* start *

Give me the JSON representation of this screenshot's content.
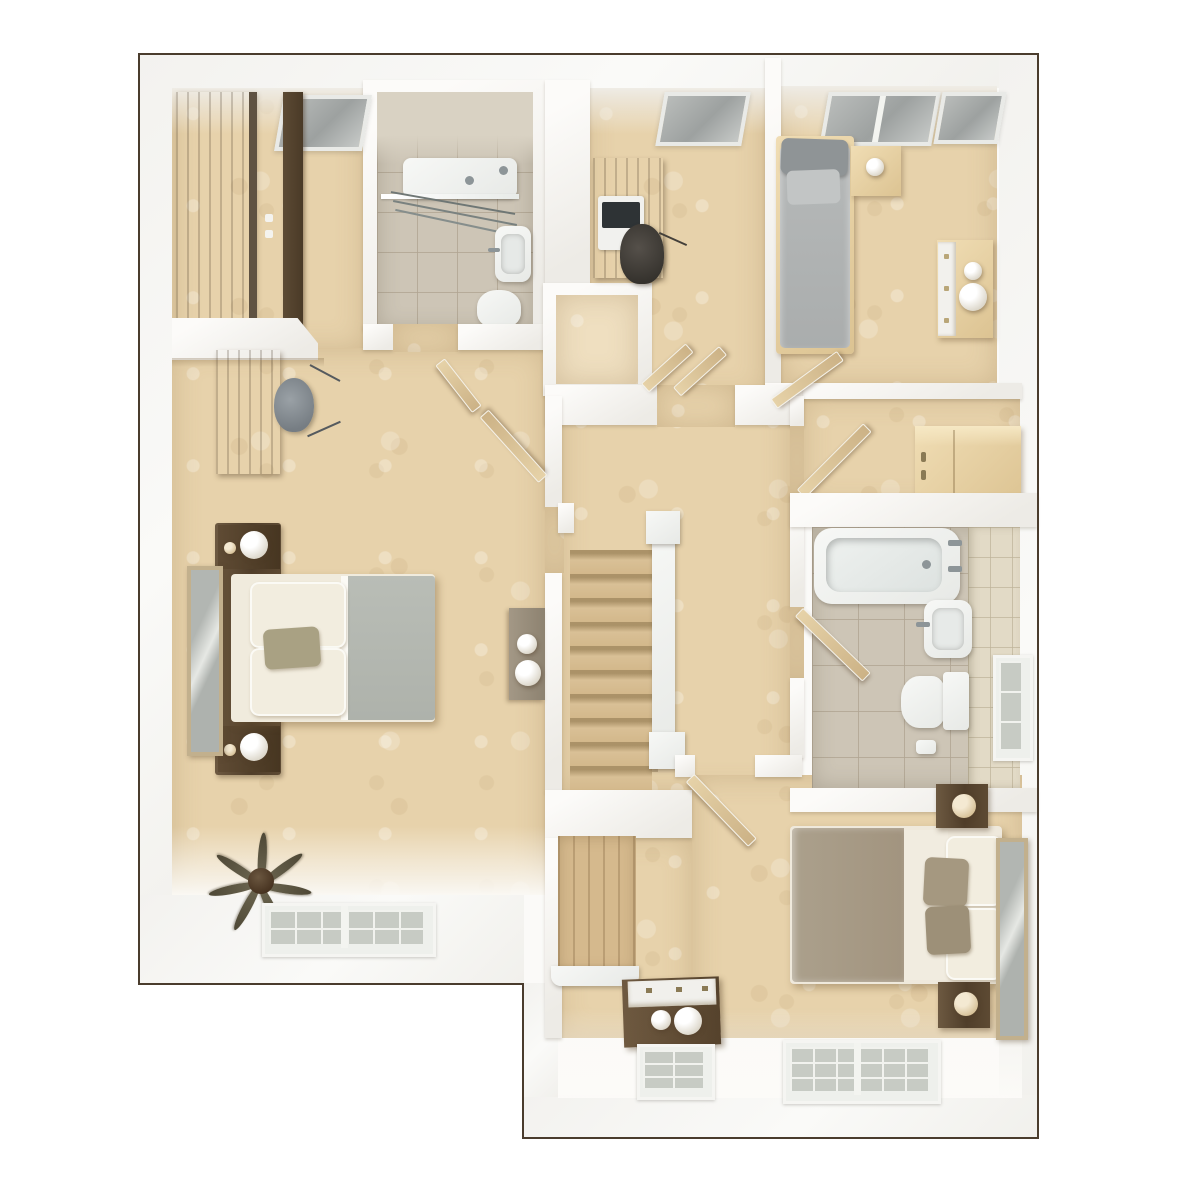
{
  "scene": {
    "kind": "3d-floor-plan-rendering",
    "view": "top-down-dollhouse",
    "floor": "upper-floor",
    "visible_text": ""
  },
  "palette": {
    "outline": "#4a3c2d",
    "background": "#ffffff",
    "wall_lit": "#fbfaf8",
    "wall_shade": "#ecebe6",
    "carpet": "#e7d2ab",
    "carpet_light": "#efdfc0",
    "stair_wood": "#d9c096",
    "plank_wood": "#d5b98d",
    "tile_floor": "#cdc5b6",
    "tile_wall": "#e2dac6",
    "wood_dark": "#57432d",
    "wood_grey": "#8b7e6e",
    "wood_light": "#e8d4a8",
    "fixture_white": "#f2f3f1",
    "glass_grey": "#c7cbc4",
    "bed_grey": "#b2b5b5",
    "bed_taupe": "#a79a86",
    "mirror_frame": "#c2b08d",
    "chair_grey": "#8b9196",
    "plant_green": "#5e5742"
  },
  "rooms": [
    {
      "id": "master-bedroom",
      "features": [
        "double-bed",
        "dark-headboard",
        "bedside-table-lamp-left",
        "bedside-table-lamp-right",
        "tall-wardrobe",
        "wardrobe-divider-panel",
        "desk",
        "office-chair",
        "leaning-mirror",
        "side-chest-with-lamps",
        "potted-plant",
        "glazed-window",
        "roof-window"
      ]
    },
    {
      "id": "en-suite-shower-room",
      "features": [
        "shower-enclosure",
        "glass-screen",
        "wash-basin",
        "toilet",
        "tiled-floor",
        "door-to-bedroom"
      ]
    },
    {
      "id": "study-bedroom",
      "features": [
        "desk",
        "laptop",
        "office-chair",
        "roof-window",
        "airing-cupboard-double-doors"
      ]
    },
    {
      "id": "bedroom-top-right",
      "features": [
        "single-bed-grey",
        "bedside-table-lamp",
        "dresser-with-bowls",
        "roof-window-large",
        "roof-window-small",
        "entry-door"
      ]
    },
    {
      "id": "store-room",
      "features": [
        "built-in-cupboard",
        "entry-door"
      ]
    },
    {
      "id": "family-bathroom",
      "features": [
        "bathtub",
        "wash-basin",
        "toilet",
        "toilet-roll",
        "tiled-floor",
        "tiled-wall",
        "glazed-window",
        "entry-door"
      ]
    },
    {
      "id": "landing",
      "features": [
        "staircase-down",
        "handrail",
        "newel-post-top",
        "newel-post-bottom",
        "cased-opening"
      ]
    },
    {
      "id": "bedroom-bottom",
      "features": [
        "double-bed",
        "bedside-table-lamp-top",
        "bedside-table-lamp-bottom",
        "leaning-mirror",
        "dresser-with-lamps",
        "window-large",
        "window-small",
        "entry-door",
        "stair-bulkhead"
      ]
    }
  ]
}
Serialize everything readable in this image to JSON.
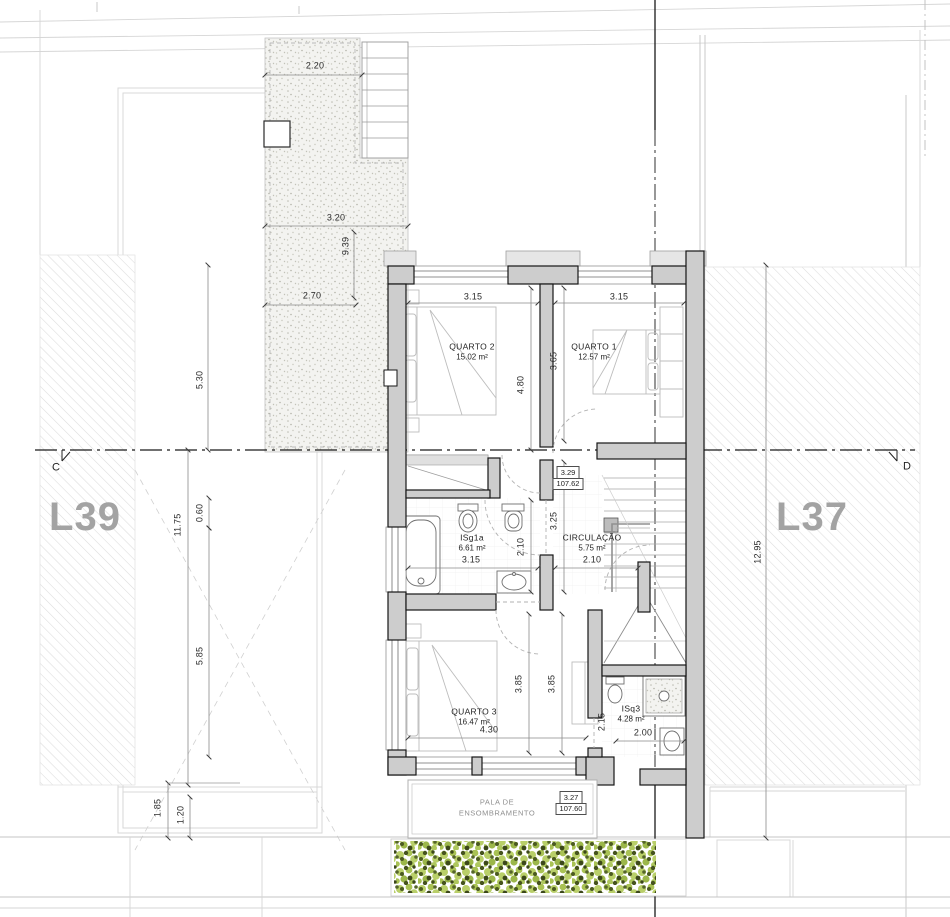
{
  "lots": {
    "left": "L39",
    "right": "L37"
  },
  "section": {
    "left_marker": "C",
    "right_marker": "D"
  },
  "rooms": {
    "quarto2": {
      "name": "QUARTO 2",
      "area": "15.02 m²"
    },
    "quarto1": {
      "name": "QUARTO 1",
      "area": "12.57 m²"
    },
    "quarto3": {
      "name": "QUARTO 3",
      "area": "16.47 m²"
    },
    "circulacao": {
      "name": "CIRCULAÇÃO",
      "area": "5.75 m²"
    },
    "isg1a": {
      "name": "ISg1a",
      "area": "6.61 m²"
    },
    "isq3": {
      "name": "ISq3",
      "area": "4.28 m²"
    }
  },
  "levels": {
    "upper": {
      "value": "3.29",
      "elevation": "107.62"
    },
    "lower": {
      "value": "3.27",
      "elevation": "107.60"
    }
  },
  "shading": {
    "line1": "PALA DE",
    "line2": "ENSOMBRAMENTO"
  },
  "dims": {
    "terrace_width": "2.20",
    "terrace_mid": "3.20",
    "terrace_total": "9.39",
    "terrace_lower": "2.70",
    "site_left_upper": "5.30",
    "site_left_total": "11.75",
    "site_left_offset": "0.60",
    "site_left_lower": "5.85",
    "pala_left": "1.85",
    "pala_inner": "1.20",
    "site_right_total": "12.95",
    "q2_width": "3.15",
    "q1_width": "3.15",
    "q2_depth": "4.80",
    "q1_depth": "3.65",
    "circ_depth": "3.25",
    "bath_depth": "2.10",
    "bath_width": "3.15",
    "circ_width": "2.10",
    "q3_depth_left": "3.85",
    "q3_depth_right": "3.85",
    "q3_width": "4.30",
    "isq3_depth": "2.15",
    "isq3_width": "2.00"
  }
}
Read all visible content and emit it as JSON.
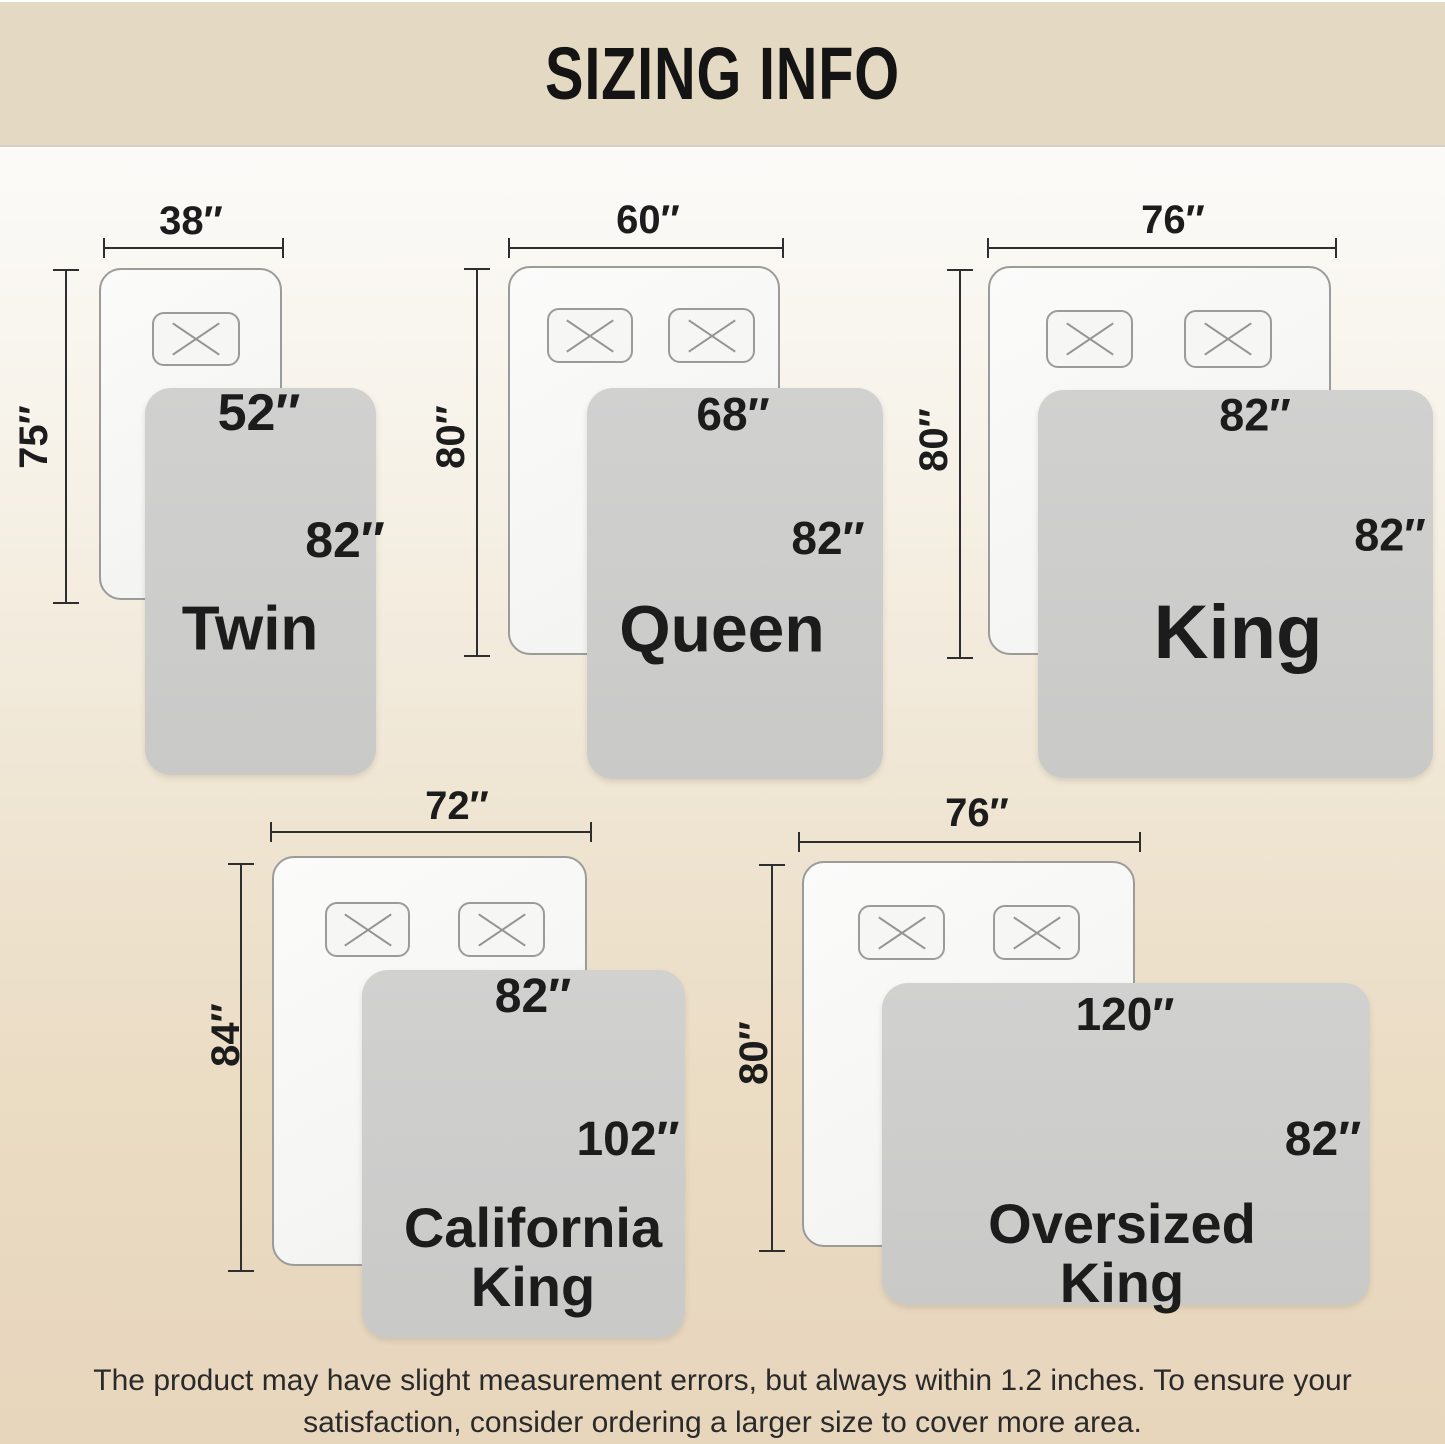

* end *

PROBLEM TO WORK ON: In the entries above, identify each line that includes the string "table", then copy it.

EXERCISE RESPONSE:
        "bedside-table-lamp-left",
        "bedside-table-lamp-right",
        "bedside-table-lamp",
        "bedside-table-lamp-top",
        "bedside-table-lamp-bottom",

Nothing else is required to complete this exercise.